[Exercise prompt]
How many lines of these entries hold the string "this"? Answer with the number alone.

* start Recorded information *

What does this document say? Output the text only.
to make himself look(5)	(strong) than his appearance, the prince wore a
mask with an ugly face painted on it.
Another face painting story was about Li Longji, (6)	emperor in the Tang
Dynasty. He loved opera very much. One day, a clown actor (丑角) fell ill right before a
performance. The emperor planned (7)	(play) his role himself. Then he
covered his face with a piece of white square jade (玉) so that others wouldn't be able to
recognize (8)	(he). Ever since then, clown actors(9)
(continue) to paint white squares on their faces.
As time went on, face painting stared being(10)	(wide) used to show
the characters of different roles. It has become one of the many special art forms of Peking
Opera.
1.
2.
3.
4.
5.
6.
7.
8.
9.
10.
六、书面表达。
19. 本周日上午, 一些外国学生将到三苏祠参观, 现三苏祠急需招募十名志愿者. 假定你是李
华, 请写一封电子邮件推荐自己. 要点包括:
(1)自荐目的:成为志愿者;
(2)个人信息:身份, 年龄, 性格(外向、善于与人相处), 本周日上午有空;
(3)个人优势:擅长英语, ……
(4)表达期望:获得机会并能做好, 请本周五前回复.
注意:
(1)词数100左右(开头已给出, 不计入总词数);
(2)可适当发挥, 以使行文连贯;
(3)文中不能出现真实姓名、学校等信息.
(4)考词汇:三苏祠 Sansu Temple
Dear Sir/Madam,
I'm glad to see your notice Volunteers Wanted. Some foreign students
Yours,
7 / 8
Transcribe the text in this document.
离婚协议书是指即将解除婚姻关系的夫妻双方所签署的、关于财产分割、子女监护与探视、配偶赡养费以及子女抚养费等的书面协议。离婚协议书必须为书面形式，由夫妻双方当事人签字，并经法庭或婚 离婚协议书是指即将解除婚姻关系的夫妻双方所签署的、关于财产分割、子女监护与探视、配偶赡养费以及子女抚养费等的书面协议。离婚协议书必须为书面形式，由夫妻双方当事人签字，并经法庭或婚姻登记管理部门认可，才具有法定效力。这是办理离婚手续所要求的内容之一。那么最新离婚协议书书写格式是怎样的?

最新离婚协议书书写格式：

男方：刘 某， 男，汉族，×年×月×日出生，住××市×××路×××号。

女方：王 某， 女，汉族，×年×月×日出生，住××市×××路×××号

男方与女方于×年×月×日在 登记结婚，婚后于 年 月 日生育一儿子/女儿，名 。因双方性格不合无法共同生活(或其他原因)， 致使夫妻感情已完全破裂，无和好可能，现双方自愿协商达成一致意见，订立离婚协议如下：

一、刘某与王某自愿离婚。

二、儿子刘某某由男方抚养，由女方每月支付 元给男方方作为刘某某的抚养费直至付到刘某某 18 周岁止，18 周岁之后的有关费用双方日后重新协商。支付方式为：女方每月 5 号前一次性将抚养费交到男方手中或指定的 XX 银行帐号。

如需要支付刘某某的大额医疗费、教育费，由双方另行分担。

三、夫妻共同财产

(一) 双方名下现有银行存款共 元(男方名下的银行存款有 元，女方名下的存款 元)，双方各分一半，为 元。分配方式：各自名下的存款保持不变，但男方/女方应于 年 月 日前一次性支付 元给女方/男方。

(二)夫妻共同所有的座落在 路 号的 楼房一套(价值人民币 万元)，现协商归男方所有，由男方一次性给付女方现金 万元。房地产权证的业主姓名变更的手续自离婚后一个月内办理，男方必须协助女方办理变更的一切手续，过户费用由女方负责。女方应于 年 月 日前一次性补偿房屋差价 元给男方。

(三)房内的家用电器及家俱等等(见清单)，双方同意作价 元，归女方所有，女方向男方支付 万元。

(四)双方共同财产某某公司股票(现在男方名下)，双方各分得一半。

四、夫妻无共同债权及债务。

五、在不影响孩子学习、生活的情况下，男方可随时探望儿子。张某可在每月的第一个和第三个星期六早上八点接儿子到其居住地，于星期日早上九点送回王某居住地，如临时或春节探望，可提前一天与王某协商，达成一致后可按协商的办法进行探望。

* end Recorded information *

[Exercise response]
2